Given instruction: Return the count of lines that hold the string "trials", with no other words.

(Records about charts and figures)
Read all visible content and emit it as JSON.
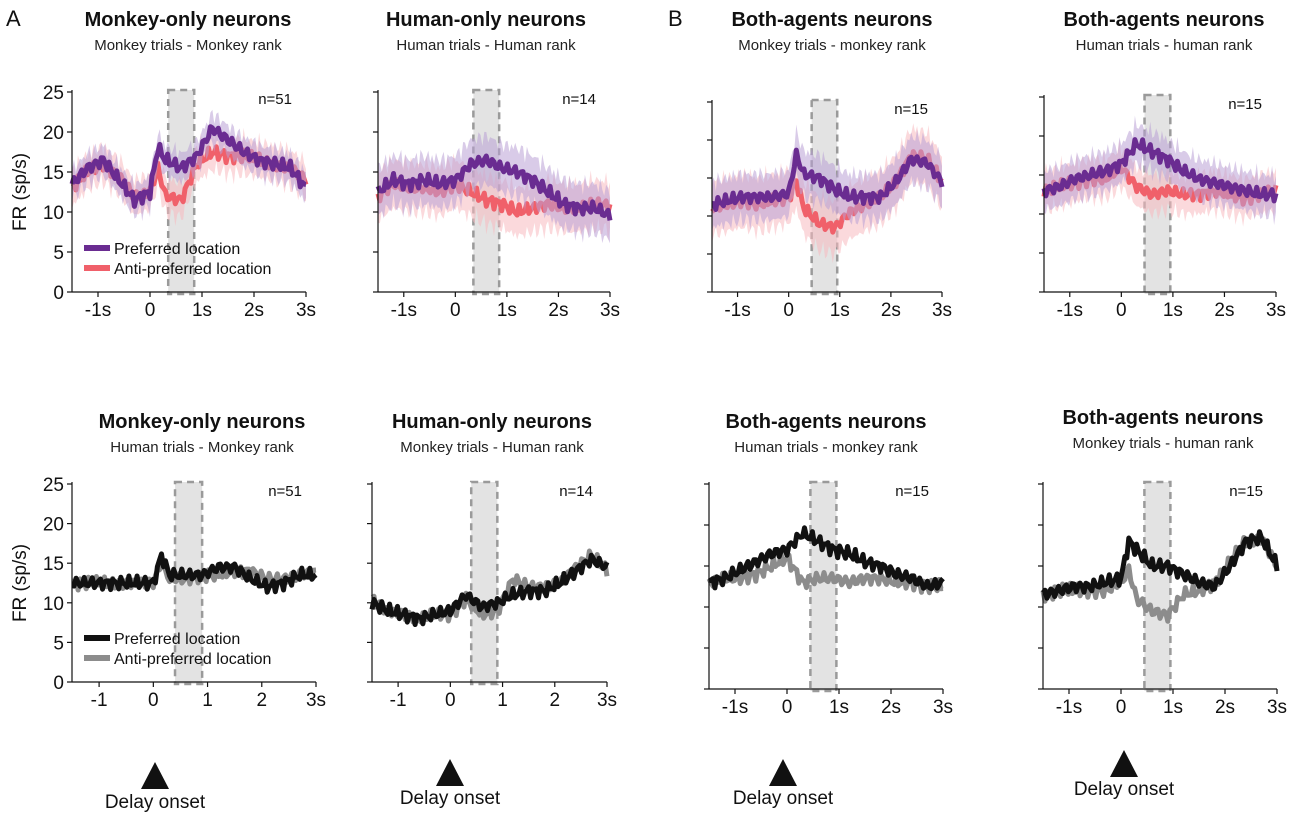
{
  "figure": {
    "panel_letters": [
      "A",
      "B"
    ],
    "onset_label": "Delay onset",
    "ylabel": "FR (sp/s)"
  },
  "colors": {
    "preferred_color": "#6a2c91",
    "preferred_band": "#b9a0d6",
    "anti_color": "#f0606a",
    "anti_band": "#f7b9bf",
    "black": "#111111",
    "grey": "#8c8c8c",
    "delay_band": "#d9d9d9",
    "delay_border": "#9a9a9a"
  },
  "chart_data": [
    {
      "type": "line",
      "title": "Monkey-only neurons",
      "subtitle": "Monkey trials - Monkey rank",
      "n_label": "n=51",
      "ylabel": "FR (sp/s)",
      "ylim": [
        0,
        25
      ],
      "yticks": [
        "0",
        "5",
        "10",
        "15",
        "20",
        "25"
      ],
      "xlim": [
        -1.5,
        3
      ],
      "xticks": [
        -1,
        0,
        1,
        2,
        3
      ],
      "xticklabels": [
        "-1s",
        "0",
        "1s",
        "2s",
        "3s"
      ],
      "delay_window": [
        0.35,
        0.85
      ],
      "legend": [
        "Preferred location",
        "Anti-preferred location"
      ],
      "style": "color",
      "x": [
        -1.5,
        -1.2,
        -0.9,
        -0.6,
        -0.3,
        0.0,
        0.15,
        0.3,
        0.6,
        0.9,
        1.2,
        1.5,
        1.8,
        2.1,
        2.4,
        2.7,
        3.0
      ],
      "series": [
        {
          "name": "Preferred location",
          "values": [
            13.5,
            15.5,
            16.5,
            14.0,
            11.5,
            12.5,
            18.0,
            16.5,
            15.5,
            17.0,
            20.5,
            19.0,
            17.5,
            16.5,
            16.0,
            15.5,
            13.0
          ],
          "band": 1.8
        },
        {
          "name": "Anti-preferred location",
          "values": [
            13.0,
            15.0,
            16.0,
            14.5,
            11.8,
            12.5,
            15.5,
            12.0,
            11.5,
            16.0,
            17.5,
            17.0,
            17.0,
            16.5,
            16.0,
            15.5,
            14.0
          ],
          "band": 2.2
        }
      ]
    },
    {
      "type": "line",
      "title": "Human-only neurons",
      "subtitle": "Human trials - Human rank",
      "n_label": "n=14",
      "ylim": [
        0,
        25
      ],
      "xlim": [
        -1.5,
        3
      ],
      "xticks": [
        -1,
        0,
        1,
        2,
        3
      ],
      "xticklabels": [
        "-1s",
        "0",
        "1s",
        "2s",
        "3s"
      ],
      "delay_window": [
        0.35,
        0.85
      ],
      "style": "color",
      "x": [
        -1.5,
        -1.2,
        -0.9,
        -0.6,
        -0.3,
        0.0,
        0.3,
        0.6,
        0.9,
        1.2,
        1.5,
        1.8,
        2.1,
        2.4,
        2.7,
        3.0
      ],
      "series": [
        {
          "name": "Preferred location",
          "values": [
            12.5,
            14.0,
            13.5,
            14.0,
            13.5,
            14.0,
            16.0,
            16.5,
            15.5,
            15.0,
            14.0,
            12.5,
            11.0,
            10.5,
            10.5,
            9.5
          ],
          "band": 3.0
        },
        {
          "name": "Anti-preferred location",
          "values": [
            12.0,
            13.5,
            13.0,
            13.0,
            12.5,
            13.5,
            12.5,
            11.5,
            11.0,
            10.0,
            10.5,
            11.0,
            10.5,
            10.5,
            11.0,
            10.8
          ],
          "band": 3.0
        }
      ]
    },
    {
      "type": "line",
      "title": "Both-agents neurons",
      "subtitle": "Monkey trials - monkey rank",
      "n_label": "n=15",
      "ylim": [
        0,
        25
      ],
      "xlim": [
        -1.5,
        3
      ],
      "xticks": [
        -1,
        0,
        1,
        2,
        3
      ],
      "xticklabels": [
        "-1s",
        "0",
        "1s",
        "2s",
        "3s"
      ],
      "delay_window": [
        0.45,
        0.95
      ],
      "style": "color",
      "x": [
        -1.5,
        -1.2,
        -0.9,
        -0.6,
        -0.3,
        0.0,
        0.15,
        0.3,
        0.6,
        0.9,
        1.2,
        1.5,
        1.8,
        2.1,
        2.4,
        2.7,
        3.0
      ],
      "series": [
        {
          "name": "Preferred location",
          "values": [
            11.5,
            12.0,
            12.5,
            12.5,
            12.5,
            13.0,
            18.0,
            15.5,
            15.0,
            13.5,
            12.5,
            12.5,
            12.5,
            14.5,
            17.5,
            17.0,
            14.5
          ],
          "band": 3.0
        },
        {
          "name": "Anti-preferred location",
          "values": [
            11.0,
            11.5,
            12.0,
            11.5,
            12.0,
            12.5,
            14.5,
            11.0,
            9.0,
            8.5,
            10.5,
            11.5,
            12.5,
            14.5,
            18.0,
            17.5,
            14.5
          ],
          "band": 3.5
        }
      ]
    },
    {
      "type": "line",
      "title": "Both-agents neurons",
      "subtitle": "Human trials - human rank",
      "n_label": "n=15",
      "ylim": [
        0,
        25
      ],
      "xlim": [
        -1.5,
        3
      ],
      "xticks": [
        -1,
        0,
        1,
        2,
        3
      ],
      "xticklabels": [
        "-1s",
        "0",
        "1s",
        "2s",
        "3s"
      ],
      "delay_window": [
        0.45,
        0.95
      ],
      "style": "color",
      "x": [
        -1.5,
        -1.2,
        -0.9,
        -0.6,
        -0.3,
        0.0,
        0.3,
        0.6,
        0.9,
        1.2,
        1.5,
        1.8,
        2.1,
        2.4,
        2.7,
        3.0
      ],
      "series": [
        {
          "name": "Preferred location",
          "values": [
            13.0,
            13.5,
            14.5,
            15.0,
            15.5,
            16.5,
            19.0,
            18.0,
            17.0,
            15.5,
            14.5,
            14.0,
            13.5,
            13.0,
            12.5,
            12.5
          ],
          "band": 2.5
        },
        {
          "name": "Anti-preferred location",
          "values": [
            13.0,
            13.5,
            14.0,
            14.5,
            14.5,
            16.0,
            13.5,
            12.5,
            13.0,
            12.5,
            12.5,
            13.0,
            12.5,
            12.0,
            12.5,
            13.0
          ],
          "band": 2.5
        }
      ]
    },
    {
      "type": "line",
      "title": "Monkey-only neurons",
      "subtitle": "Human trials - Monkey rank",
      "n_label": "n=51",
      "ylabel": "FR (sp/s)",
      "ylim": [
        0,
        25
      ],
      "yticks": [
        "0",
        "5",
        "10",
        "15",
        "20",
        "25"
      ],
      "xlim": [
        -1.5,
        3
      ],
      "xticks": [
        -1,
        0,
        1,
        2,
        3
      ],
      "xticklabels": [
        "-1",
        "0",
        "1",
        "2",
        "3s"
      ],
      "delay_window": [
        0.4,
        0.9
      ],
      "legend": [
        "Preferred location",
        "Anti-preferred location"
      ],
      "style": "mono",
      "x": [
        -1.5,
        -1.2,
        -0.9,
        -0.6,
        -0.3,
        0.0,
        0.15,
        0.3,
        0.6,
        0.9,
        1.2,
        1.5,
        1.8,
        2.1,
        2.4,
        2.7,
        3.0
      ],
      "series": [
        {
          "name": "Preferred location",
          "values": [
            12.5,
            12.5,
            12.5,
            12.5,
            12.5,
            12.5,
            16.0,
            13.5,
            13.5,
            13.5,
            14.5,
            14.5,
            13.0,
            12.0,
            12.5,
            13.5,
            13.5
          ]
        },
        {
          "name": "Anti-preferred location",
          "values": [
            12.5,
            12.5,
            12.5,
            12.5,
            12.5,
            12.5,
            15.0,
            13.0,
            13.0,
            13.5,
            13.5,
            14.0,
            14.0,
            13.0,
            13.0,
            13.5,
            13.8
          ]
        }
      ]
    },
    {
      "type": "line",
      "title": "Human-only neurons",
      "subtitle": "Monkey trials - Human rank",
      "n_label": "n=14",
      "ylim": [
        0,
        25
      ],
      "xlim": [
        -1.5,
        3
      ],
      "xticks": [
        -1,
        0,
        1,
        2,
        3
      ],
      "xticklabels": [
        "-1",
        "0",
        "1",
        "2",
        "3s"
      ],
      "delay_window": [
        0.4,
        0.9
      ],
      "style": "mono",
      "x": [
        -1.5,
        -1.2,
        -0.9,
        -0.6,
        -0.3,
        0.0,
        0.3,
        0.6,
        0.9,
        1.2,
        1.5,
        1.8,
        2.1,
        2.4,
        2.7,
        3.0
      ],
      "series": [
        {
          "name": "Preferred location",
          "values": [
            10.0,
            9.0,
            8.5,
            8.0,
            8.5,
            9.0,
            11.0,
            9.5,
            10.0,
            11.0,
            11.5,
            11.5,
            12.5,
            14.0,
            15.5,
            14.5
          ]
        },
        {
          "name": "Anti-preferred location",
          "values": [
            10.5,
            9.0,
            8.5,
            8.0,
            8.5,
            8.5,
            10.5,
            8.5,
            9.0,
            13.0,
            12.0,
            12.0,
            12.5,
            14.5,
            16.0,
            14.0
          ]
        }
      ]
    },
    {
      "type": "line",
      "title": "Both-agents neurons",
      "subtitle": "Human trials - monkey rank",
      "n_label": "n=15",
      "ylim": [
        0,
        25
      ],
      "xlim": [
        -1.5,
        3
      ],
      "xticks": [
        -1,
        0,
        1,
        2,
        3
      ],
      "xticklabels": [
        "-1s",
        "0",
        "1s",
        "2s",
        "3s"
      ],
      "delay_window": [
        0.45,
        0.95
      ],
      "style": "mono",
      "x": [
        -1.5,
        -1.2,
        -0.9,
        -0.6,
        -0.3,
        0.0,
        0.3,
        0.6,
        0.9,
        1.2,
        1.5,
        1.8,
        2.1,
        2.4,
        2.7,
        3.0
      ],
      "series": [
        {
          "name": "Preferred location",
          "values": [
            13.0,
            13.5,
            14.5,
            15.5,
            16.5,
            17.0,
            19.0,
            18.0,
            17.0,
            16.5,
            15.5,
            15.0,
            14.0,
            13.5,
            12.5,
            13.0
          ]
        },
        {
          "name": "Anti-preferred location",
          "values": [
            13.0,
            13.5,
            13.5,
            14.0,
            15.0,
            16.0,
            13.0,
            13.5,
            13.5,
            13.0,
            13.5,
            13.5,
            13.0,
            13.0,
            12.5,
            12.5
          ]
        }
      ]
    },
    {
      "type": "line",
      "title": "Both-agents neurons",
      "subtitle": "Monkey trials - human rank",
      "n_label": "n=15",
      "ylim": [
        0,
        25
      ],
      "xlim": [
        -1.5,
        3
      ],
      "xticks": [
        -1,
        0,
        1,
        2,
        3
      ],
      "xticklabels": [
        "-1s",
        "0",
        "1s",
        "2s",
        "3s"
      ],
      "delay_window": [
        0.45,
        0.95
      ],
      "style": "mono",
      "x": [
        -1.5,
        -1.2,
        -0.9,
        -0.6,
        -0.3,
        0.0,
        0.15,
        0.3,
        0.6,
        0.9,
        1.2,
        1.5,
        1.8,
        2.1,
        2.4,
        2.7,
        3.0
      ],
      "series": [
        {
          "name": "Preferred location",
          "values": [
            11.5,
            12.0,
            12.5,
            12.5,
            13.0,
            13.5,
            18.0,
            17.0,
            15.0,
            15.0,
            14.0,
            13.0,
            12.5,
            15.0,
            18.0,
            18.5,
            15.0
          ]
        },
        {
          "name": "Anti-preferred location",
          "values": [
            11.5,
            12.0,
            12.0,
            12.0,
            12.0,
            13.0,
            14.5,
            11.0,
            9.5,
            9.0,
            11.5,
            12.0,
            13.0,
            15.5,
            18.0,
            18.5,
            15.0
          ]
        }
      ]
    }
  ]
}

---

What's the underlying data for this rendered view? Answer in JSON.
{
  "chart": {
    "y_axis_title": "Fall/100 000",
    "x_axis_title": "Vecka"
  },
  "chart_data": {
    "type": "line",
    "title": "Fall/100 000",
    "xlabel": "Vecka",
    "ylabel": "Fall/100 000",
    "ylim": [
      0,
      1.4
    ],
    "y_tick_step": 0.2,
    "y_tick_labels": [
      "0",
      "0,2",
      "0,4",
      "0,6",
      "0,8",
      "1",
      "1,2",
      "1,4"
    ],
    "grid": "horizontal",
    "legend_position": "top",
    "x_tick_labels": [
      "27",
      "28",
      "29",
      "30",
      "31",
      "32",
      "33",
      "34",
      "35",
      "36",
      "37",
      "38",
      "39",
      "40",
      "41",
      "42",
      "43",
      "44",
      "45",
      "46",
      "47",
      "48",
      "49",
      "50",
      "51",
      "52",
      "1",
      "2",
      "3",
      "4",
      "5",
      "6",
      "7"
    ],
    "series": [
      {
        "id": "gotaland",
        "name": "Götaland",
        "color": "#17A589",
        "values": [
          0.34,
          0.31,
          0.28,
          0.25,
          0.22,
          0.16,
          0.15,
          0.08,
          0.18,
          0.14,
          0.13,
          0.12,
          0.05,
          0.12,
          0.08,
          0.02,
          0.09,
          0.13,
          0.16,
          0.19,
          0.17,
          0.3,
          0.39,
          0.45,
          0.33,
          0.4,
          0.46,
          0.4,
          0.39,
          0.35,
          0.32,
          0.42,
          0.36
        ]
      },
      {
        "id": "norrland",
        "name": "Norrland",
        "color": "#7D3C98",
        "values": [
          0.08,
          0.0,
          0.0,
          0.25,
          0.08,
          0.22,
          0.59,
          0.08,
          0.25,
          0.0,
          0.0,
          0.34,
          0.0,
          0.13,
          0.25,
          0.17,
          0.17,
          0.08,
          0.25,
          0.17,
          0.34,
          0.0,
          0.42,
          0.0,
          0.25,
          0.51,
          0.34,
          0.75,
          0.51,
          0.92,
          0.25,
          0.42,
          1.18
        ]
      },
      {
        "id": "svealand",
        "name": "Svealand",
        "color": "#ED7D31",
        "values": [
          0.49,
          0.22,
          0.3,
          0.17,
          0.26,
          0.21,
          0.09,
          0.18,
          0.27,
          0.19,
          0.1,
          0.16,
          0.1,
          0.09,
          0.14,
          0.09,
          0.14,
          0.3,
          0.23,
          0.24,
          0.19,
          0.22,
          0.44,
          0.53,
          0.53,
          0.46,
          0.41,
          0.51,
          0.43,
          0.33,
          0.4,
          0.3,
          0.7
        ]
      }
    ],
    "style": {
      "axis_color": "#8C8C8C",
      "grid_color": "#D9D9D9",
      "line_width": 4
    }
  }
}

Output for this exercise: 8